+++ Dataset entries +++

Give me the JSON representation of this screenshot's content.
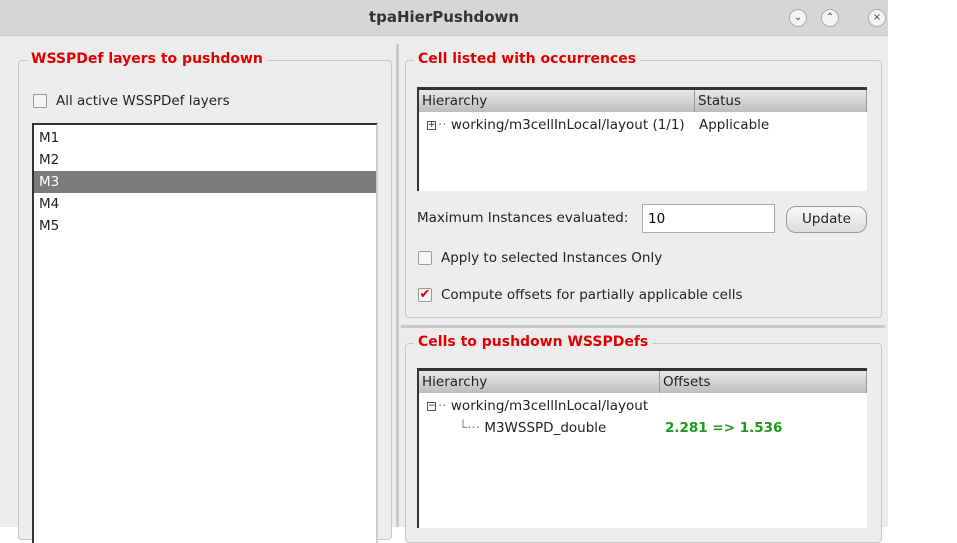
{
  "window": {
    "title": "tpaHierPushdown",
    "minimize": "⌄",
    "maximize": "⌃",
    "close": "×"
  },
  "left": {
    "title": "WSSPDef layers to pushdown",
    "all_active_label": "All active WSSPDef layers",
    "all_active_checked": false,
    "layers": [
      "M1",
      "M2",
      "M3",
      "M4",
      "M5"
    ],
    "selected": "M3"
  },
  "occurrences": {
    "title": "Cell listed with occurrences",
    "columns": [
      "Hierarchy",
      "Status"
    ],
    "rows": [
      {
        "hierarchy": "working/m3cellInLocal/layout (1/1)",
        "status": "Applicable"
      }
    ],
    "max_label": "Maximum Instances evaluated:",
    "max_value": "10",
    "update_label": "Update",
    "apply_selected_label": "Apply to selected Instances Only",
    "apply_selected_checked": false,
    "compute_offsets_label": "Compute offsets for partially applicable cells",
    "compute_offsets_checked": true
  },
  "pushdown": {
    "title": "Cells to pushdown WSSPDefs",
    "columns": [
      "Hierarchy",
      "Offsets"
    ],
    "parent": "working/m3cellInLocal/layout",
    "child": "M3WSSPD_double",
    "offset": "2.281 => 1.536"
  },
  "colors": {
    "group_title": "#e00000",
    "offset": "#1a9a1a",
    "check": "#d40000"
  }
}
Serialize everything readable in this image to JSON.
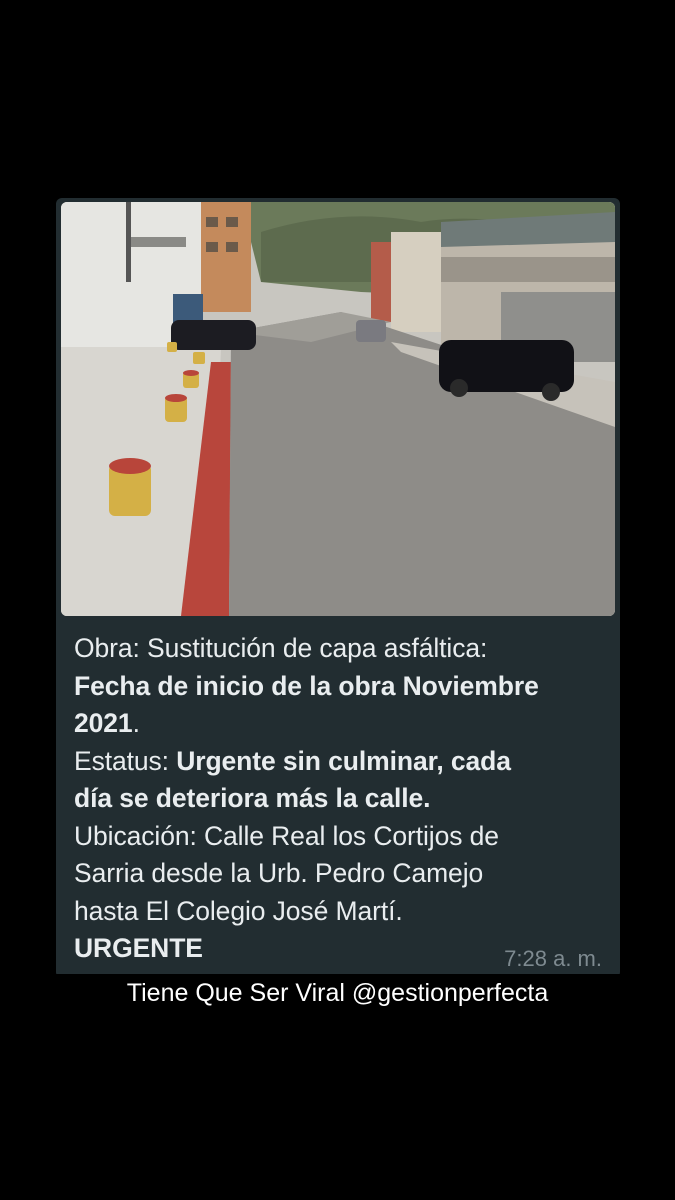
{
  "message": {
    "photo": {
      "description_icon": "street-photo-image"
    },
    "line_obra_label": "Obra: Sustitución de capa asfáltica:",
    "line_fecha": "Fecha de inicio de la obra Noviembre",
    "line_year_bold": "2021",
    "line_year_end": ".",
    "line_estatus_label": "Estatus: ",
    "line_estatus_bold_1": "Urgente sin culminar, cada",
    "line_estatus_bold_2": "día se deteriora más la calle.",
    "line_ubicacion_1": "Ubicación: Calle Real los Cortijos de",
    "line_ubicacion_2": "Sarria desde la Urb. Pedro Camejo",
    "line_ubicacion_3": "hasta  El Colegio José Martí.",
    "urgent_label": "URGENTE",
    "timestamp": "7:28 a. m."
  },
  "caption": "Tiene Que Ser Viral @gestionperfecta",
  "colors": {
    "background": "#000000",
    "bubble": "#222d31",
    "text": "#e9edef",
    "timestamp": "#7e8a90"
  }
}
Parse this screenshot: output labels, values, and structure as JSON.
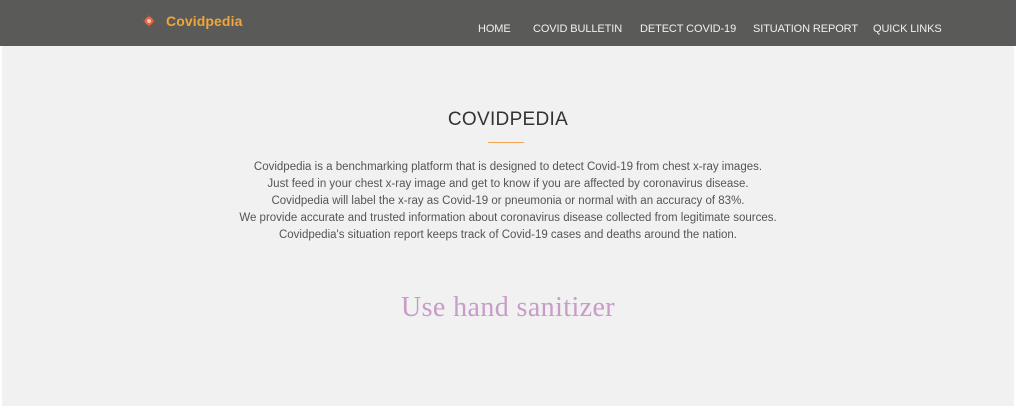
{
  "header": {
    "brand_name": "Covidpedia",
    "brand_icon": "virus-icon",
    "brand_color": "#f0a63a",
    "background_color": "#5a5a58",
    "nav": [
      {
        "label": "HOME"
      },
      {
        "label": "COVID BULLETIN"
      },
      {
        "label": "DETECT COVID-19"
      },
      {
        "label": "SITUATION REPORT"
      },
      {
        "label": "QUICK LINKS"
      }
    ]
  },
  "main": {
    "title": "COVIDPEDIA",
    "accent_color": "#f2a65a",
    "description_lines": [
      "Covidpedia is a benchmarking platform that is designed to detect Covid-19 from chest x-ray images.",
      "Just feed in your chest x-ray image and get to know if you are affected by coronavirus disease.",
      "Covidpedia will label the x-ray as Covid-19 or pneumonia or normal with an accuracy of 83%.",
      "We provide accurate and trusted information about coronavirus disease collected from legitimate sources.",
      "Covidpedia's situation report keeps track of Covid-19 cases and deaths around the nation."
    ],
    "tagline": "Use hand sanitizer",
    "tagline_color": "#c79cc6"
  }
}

+++

With images left out, the data must be transcribed exactly.

**Finished task**
Give me the JSON representation of this screenshot's content.
{
  "window": {
    "title": "tpaHierPushdown",
    "minimize": "⌄",
    "maximize": "⌃",
    "close": "×"
  },
  "left": {
    "title": "WSSPDef layers to pushdown",
    "all_active_label": "All active WSSPDef layers",
    "all_active_checked": false,
    "layers": [
      "M1",
      "M2",
      "M3",
      "M4",
      "M5"
    ],
    "selected": "M3"
  },
  "occurrences": {
    "title": "Cell listed with occurrences",
    "columns": [
      "Hierarchy",
      "Status"
    ],
    "rows": [
      {
        "hierarchy": "working/m3cellInLocal/layout (1/1)",
        "status": "Applicable"
      }
    ],
    "max_label": "Maximum Instances evaluated:",
    "max_value": "10",
    "update_label": "Update",
    "apply_selected_label": "Apply to selected Instances Only",
    "apply_selected_checked": false,
    "compute_offsets_label": "Compute offsets for partially applicable cells",
    "compute_offsets_checked": true
  },
  "pushdown": {
    "title": "Cells to pushdown WSSPDefs",
    "columns": [
      "Hierarchy",
      "Offsets"
    ],
    "parent": "working/m3cellInLocal/layout",
    "child": "M3WSSPD_double",
    "offset": "2.281 => 1.536"
  },
  "colors": {
    "group_title": "#e00000",
    "offset": "#1a9a1a",
    "check": "#d40000"
  }
}
Serialize everything readable in this image to JSON.
{
  "message": {
    "photo": {
      "description_icon": "street-photo-image"
    },
    "line_obra_label": "Obra: Sustitución de capa asfáltica:",
    "line_fecha": "Fecha de inicio de la obra Noviembre",
    "line_year_bold": "2021",
    "line_year_end": ".",
    "line_estatus_label": "Estatus: ",
    "line_estatus_bold_1": "Urgente sin culminar, cada",
    "line_estatus_bold_2": "día se deteriora más la calle.",
    "line_ubicacion_1": "Ubicación: Calle Real los Cortijos de",
    "line_ubicacion_2": "Sarria desde la Urb. Pedro Camejo",
    "line_ubicacion_3": "hasta  El Colegio José Martí.",
    "urgent_label": "URGENTE",
    "timestamp": "7:28 a. m."
  },
  "caption": "Tiene Que Ser Viral @gestionperfecta",
  "colors": {
    "background": "#000000",
    "bubble": "#222d31",
    "text": "#e9edef",
    "timestamp": "#7e8a90"
  }
}
Parse this screenshot: output labels, values, and structure as JSON.
{
  "header": {
    "brand_name": "Covidpedia",
    "brand_icon": "virus-icon",
    "brand_color": "#f0a63a",
    "background_color": "#5a5a58",
    "nav": [
      {
        "label": "HOME"
      },
      {
        "label": "COVID BULLETIN"
      },
      {
        "label": "DETECT COVID-19"
      },
      {
        "label": "SITUATION REPORT"
      },
      {
        "label": "QUICK LINKS"
      }
    ]
  },
  "main": {
    "title": "COVIDPEDIA",
    "accent_color": "#f2a65a",
    "description_lines": [
      "Covidpedia is a benchmarking platform that is designed to detect Covid-19 from chest x-ray images.",
      "Just feed in your chest x-ray image and get to know if you are affected by coronavirus disease.",
      "Covidpedia will label the x-ray as Covid-19 or pneumonia or normal with an accuracy of 83%.",
      "We provide accurate and trusted information about coronavirus disease collected from legitimate sources.",
      "Covidpedia's situation report keeps track of Covid-19 cases and deaths around the nation."
    ],
    "tagline": "Use hand sanitizer",
    "tagline_color": "#c79cc6"
  }
}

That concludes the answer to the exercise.